**Description of the task**
Say how many lines include "title", with no words around the number.

Dataset entries on figures:
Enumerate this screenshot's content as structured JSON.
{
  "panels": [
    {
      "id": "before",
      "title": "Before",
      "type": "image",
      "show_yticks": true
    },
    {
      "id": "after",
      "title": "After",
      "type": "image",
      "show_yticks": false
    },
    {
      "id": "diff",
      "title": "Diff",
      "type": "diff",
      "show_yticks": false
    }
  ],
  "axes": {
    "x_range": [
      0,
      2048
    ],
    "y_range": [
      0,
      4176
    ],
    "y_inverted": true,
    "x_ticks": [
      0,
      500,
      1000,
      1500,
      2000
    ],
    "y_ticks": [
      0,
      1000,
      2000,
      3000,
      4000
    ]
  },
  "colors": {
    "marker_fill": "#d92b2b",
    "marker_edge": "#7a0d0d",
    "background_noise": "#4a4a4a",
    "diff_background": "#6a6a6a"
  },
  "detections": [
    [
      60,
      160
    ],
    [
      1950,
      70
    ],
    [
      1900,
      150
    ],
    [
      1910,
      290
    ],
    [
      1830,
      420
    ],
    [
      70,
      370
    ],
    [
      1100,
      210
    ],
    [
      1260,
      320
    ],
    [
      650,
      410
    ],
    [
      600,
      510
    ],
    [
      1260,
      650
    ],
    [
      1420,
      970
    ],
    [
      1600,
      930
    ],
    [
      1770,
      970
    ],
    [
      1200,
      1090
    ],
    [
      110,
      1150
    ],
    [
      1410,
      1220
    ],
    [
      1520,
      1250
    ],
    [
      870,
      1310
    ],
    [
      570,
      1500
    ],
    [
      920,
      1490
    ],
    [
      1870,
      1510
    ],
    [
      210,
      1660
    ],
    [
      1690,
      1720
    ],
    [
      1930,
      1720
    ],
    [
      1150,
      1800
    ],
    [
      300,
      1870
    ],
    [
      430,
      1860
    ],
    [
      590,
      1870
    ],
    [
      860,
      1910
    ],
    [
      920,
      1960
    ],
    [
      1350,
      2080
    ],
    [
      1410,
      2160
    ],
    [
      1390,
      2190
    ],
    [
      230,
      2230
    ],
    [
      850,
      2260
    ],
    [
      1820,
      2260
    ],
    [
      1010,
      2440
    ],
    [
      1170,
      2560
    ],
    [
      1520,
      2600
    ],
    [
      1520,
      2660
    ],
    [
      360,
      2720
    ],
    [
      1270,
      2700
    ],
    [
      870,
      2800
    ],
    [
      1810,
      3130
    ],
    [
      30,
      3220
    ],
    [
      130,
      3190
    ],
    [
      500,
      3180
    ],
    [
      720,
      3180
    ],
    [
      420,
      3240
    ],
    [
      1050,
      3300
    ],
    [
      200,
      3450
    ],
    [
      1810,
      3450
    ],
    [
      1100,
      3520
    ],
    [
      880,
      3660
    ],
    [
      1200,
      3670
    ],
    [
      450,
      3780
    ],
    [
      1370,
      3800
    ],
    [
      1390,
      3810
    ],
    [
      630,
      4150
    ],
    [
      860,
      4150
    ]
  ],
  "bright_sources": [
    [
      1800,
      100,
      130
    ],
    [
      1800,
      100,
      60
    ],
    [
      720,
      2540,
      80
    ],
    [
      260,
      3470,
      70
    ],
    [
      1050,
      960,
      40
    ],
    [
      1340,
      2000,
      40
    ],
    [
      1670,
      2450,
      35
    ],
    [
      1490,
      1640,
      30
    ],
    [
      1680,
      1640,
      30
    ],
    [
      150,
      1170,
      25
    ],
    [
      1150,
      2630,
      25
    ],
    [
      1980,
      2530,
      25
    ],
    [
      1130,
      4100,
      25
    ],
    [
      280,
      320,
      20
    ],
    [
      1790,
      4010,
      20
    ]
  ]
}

**Task solution**
3